_STATED EXERCISE_.
Drop every picture, then transcribe the remaining data exactly.
○ ○ ○
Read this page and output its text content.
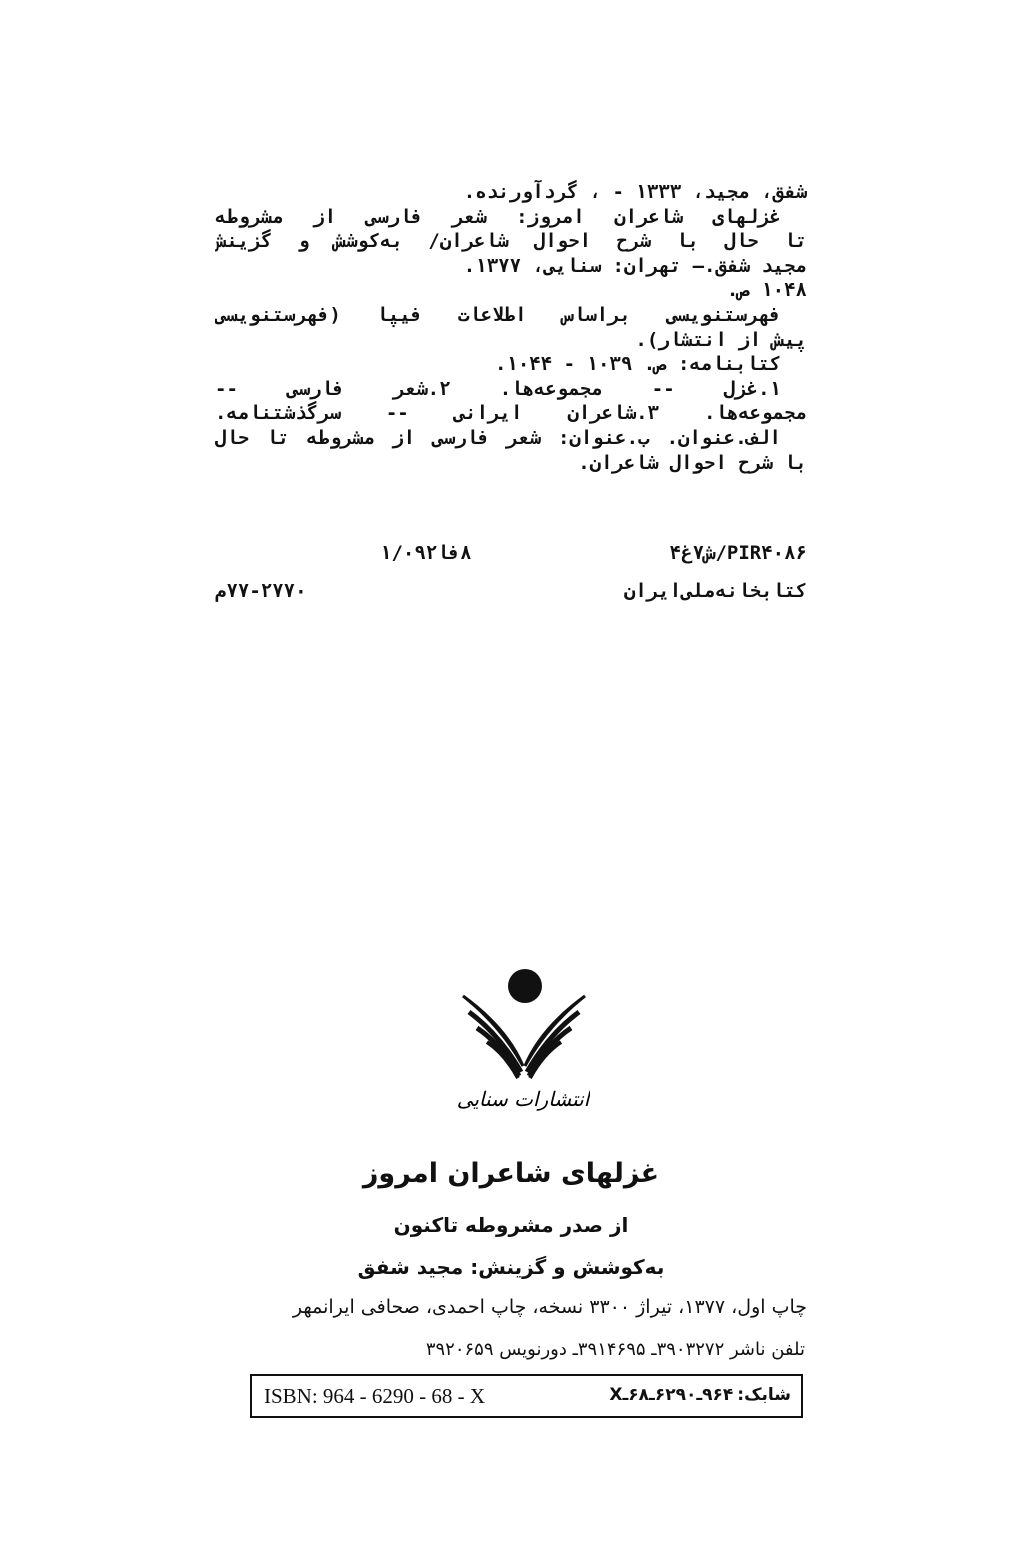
شفق، مجید، ۱۳۳۳ - ، گردآورنده.
غزلهای شاعران امروز: شعر فارسی از مشروطه
تا حال با شرح احوال شاعران/ به‌کوشش و گزینش
مجید شفق.— تهران: سنایی، ۱۳۷۷.
۱۰۴۸ ص.
فهرستنویسی براساس اطلاعات فیپا (فهرستنویسی
پیش از انتشار).
کتابنامه: ص. ۱۰۳۹ - ۱۰۴۴.
۱.غزل -- مجموعه‌ها. ۲.شعر فارسی --
مجموعه‌ها. ۳.شاعران ایرانی -- سرگذشتنامه.
الف.عنوان. ب.عنوان: شعر فارسی از مشروطه تا حال
با شرح احوال شاعران.
PIR۴۰۸۶/ش۷غ۴
۸فا۱/۰۹۲
کتابخانه‌ملی‌ایران
۷۷-۲۷۷۰م
انتشارات سنایی
غزلهای شاعران امروز
از صدر مشروطه تاکنون
به‌کوشش و گزینش: مجید شفق
چاپ اول، ۱۳۷۷، تیراژ ۳۳۰۰ نسخه، چاپ احمدی، صحافی ایرانمهر
تلفن ناشر ۳۹۰۳۲۷۲ـ ۳۹۱۴۶۹۵ـ دورنویس ۳۹۲۰۶۵۹
ISBN: 964 - 6290 - 68 - X	شابک:۹۶۴ـ۶۲۹۰ـ۶۸ـX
○ ○ ○
_SOLVED PROBLEM_.
Read this page and output its text content.
شفق، مجید، ۱۳۳۳ - ، گردآورنده.
غزلهای شاعران امروز: شعر فارسی از مشروطه
تا حال با شرح احوال شاعران/ به‌کوشش و گزینش
مجید شفق.— تهران: سنایی، ۱۳۷۷.
۱۰۴۸ ص.
فهرستنویسی براساس اطلاعات فیپا (فهرستنویسی
پیش از انتشار).
کتابنامه: ص. ۱۰۳۹ - ۱۰۴۴.
۱.غزل -- مجموعه‌ها. ۲.شعر فارسی --
مجموعه‌ها. ۳.شاعران ایرانی -- سرگذشتنامه.
الف.عنوان. ب.عنوان: شعر فارسی از مشروطه تا حال
با شرح احوال شاعران.
PIR۴۰۸۶/ش۷غ۴
۸فا۱/۰۹۲
کتابخانه‌ملی‌ایران
۷۷-۲۷۷۰م
انتشارات سنایی
غزلهای شاعران امروز
از صدر مشروطه تاکنون
به‌کوشش و گزینش: مجید شفق
چاپ اول، ۱۳۷۷، تیراژ ۳۳۰۰ نسخه، چاپ احمدی، صحافی ایرانمهر
تلفن ناشر ۳۹۰۳۲۷۲ـ ۳۹۱۴۶۹۵ـ دورنویس ۳۹۲۰۶۵۹
ISBN: 964 - 6290 - 68 - X	شابک:۹۶۴ـ۶۲۹۰ـ۶۸ـX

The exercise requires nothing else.